[Collected data]
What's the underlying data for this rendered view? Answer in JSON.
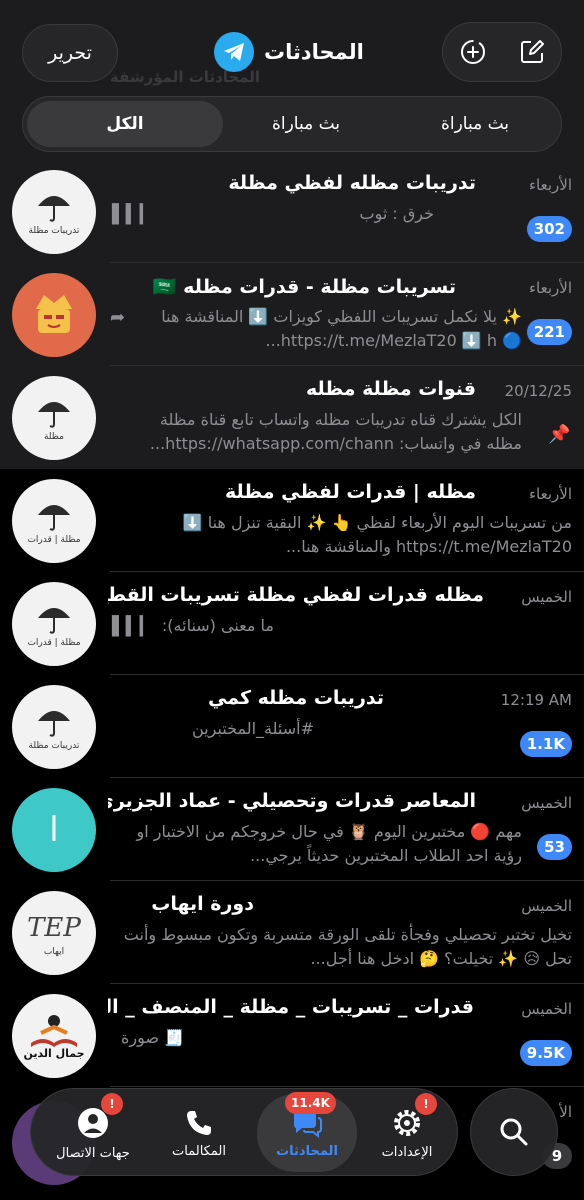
{
  "header": {
    "edit_label": "تحرير",
    "title": "المحادثات",
    "ghost_folder": "المحادثات المؤرشفة"
  },
  "filters": {
    "all": "الكل",
    "broadcast_1": "بث مباراة",
    "broadcast_2": "بث مباراة"
  },
  "chats": [
    {
      "title": "تدريبات مظله لفظي مظلة",
      "date": "الأربعاء",
      "preview": "خرق : ثوب",
      "badge": "302",
      "avatar_caption": "تدريبات مظلة"
    },
    {
      "title": "تسريبات مظلة - قدرات مظله 🇸🇦",
      "date": "الأربعاء",
      "preview": "✨ يلا نكمل تسريبات اللفظي كويزات ⬇️ المناقشة هنا 🔵 https://t.me/MezlaT20 ⬇️ h...",
      "badge": "221"
    },
    {
      "title": "قنوات مظلة مظله",
      "date": "20/12/25",
      "preview": "الكل يشترك قناه تدريبات مظله واتساب تابع قناة مظلة مظله في واتساب: https://whatsapp.com/chann...",
      "avatar_caption": "مظلة"
    },
    {
      "title": "مظله | قدرات لفظي مظلة",
      "date": "الأربعاء",
      "preview": "من تسريبات اليوم الأربعاء لفظي 👆 ✨ البقية تنزل هنا ⬇️ https://t.me/MezlaT20 والمناقشة هنا...",
      "avatar_caption": "مظلة | قدرات"
    },
    {
      "title": "مظله قدرات لفظي مظلة تسريبات القطع.",
      "date": "الخميس",
      "preview": "ما معنى (سنائه):",
      "avatar_caption": "مظلة | قدرات"
    },
    {
      "title": "تدريبات مظله كمي",
      "date": "12:19 AM",
      "preview": "#أسئلة_المختبرين",
      "badge": "1.1K",
      "avatar_caption": "تدريبات مظلة"
    },
    {
      "title": "المعاصر قدرات وتحصيلي - عماد الجزيري",
      "date": "الخميس",
      "preview": "مهم 🔴 مختبرين اليوم 🦉 في حال خروجكم من الاختبار او رؤية احد الطلاب المختبرين حديثاً يرجي...",
      "badge": "53",
      "avatar_letter": "ا"
    },
    {
      "title": "دورة ايهاب",
      "date": "الخميس",
      "preview": "تخيل تختبر تحصيلي وفجأة تلقى الورقة متسربة وتكون مبسوط وأنت تحل 😥 ✨ تخيلت؟ 🤔 ادخل هنا أجل...",
      "avatar_caption": "ايهاب",
      "avatar_mark": "TEP"
    },
    {
      "title": "قدرات _ تسريبات _ مظلة _ المنصف _ الم",
      "date": "الخميس",
      "preview": "🧾 صورة",
      "badge": "9.5K",
      "avatar_caption": "جمال الدين"
    },
    {
      "title": "",
      "date": "الأ",
      "preview": "",
      "badge": "9"
    }
  ],
  "tabbar": {
    "contacts": "جهات الاتصال",
    "calls": "المكالمات",
    "chats": "المحادثات",
    "settings": "الإعدادات",
    "chats_badge": "11.4K",
    "contacts_badge": "!",
    "settings_badge": "!"
  },
  "colors": {
    "accent": "#3e88f7",
    "badge_red": "#e6463c",
    "header_bg": "#1c1c1e"
  }
}
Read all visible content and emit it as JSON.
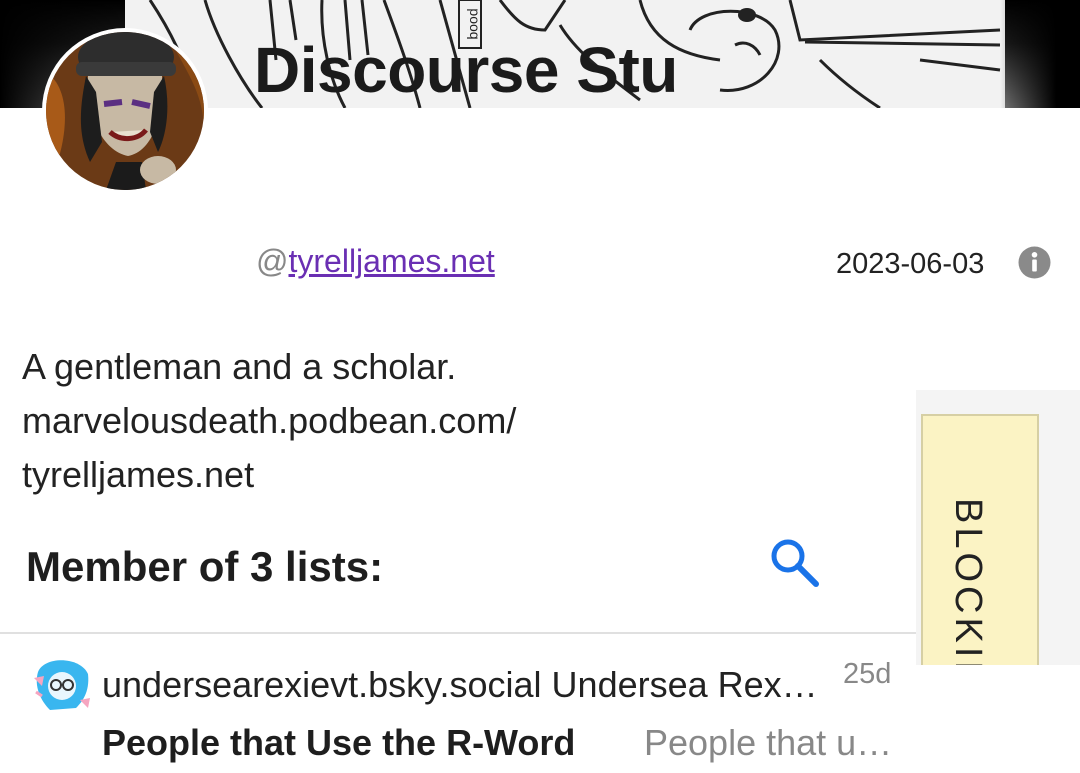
{
  "profile": {
    "display_name": "Discourse Stu",
    "handle_prefix": "@",
    "handle": "tyrelljames.net",
    "joined_date": "2023-06-03",
    "bio_lines": [
      "A gentleman and a scholar.",
      "marvelousdeath.podbean.com/",
      "tyrelljames.net"
    ]
  },
  "lists": {
    "heading": "Member of 3 lists:",
    "items": [
      {
        "owner": "undersearexievt.bsky.social Undersea Rexie VT",
        "age": "25d",
        "title": "People that Use the R-Word",
        "description": "People that use the R-Word"
      }
    ]
  },
  "side_tab": {
    "label": "BLOCKING"
  },
  "banner": {
    "visible_text": "pooq"
  },
  "colors": {
    "link": "#6a2fb3",
    "search_icon": "#1a73e8",
    "side_tab_bg": "#fbf3c4",
    "muted_text": "#888888"
  },
  "icons": {
    "info": "info-circle-icon",
    "search": "search-icon"
  }
}
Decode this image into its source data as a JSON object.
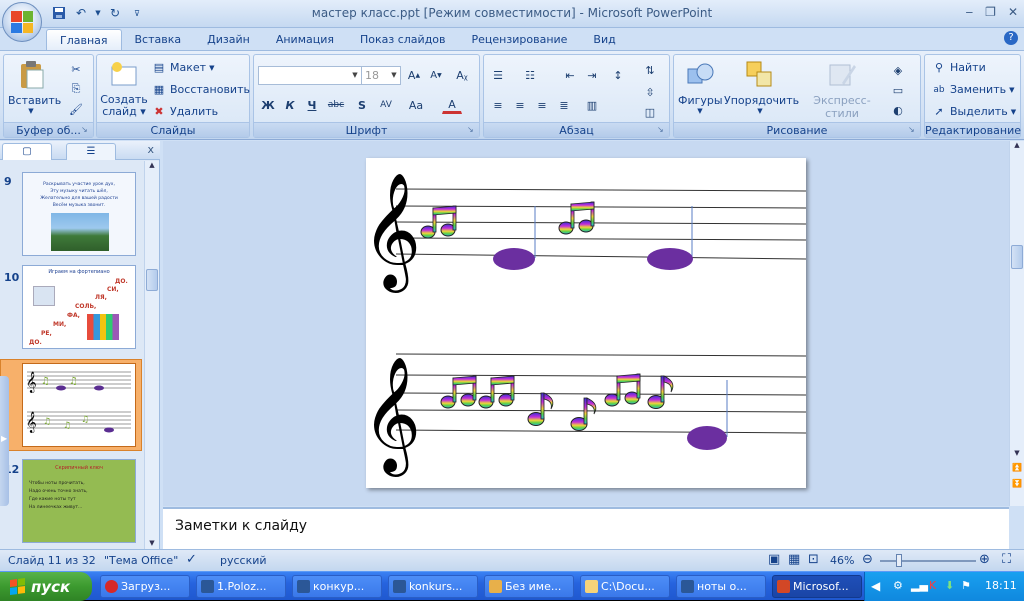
{
  "window": {
    "title": "мастер класс.ppt [Режим совместимости] - Microsoft PowerPoint",
    "minimize_icon": "minimize-icon",
    "restore_icon": "restore-icon",
    "close_icon": "close-icon"
  },
  "ribbon": {
    "tabs": [
      "Главная",
      "Вставка",
      "Дизайн",
      "Анимация",
      "Показ слайдов",
      "Рецензирование",
      "Вид"
    ],
    "groups": {
      "clipboard": {
        "label": "Буфер об...",
        "paste": "Вставить"
      },
      "slides": {
        "label": "Слайды",
        "new_slide": "Создать слайд",
        "layout": "Макет",
        "reset": "Восстановить",
        "delete": "Удалить"
      },
      "font": {
        "label": "Шрифт",
        "font_name": "",
        "font_size": "18"
      },
      "paragraph": {
        "label": "Абзац"
      },
      "drawing": {
        "label": "Рисование",
        "shapes": "Фигуры",
        "arrange": "Упорядочить",
        "quick_styles": "Экспресс-стили"
      },
      "editing": {
        "label": "Редактирование",
        "find": "Найти",
        "replace": "Заменить",
        "select": "Выделить"
      }
    }
  },
  "slides_panel": {
    "thumbnails": [
      {
        "number": "9",
        "lines": [
          "Раскрывать участие урок дух,",
          "Эту музыку читать шёл,",
          "Желательно для вашей радости",
          "Весём музыка звонит."
        ]
      },
      {
        "number": "10",
        "title": "Играем на фортепиано",
        "notes": [
          "ДО.",
          "СИ,",
          "ЛЯ,",
          "СОЛЬ,",
          "ФА,",
          "МИ,",
          "РЕ,",
          "ДО."
        ]
      },
      {
        "number": "11"
      },
      {
        "number": "12",
        "lines": [
          "Скрипичный ключ",
          "Чтобы ноты прочитать,",
          "Надо очень точно знать,",
          "Где какие ноты тут",
          "На линеечках живут..."
        ]
      }
    ]
  },
  "notes_placeholder": "Заметки к слайду",
  "status": {
    "slide_info": "Слайд 11 из 32",
    "theme": "\"Тема Office\"",
    "language": "русский",
    "zoom": "46%"
  },
  "taskbar": {
    "start": "пуск",
    "tasks": [
      "Загруз...",
      "1.Poloz...",
      "конкур...",
      "konkurs...",
      "Без име...",
      "C:\\Docu...",
      "ноты о...",
      "Microsof..."
    ],
    "clock": "18:11"
  },
  "colors": {
    "accent": "#cfe0f5",
    "oval": "#6b2fa0",
    "selected_thumb": "#f6a75a"
  }
}
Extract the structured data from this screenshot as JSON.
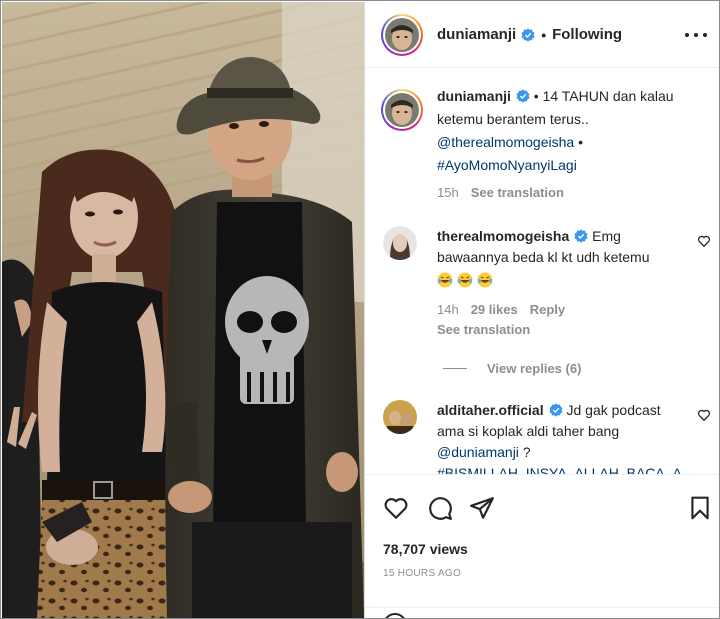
{
  "post": {
    "username": "duniamanji",
    "follow_state": "Following",
    "views": "78,707 views",
    "time_ago": "15 HOURS AGO"
  },
  "caption": {
    "username": "duniamanji",
    "text": "• 14 TAHUN dan kalau ketemu berantem terus..",
    "mention": "@therealmomogeisha",
    "sep": "•",
    "hashtag": "#AyoMomoNyanyiLagi",
    "time": "15h",
    "see_translation": "See translation"
  },
  "comments": [
    {
      "username": "therealmomogeisha",
      "text": "Emg bawaannya beda kl kt udh ketemu",
      "emojis": [
        "laughing-emoji",
        "laughing-emoji",
        "laughing-emoji"
      ],
      "time": "14h",
      "likes": "29 likes",
      "reply": "Reply",
      "see_translation": "See translation",
      "view_replies": "View replies (6)"
    },
    {
      "username": "alditaher.official",
      "text": "Jd gak podcast ama si koplak aldi taher bang",
      "mention": "@duniamanji",
      "trail": " ?",
      "hashtag": "#BISMILLAH_INSYA_ALLAH_BACA_A"
    }
  ],
  "icons": {
    "more": "more-horizontal-icon",
    "verified": "verified-badge-icon",
    "like": "heart-icon",
    "comment": "comment-icon",
    "share": "share-icon",
    "save": "bookmark-icon",
    "emoji": "emoji-icon"
  },
  "colors": {
    "verified": "#3897f0",
    "link": "#00376b",
    "secondary_text": "#8e8e8e",
    "primary_text": "#262626"
  }
}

**STATED EXERCISE**. Look above for lines with the word "that" and copy them all.

**FULL OUTPUT**.
        "title": "People that Use the R-Word",
        "description": "People that use the R-Word"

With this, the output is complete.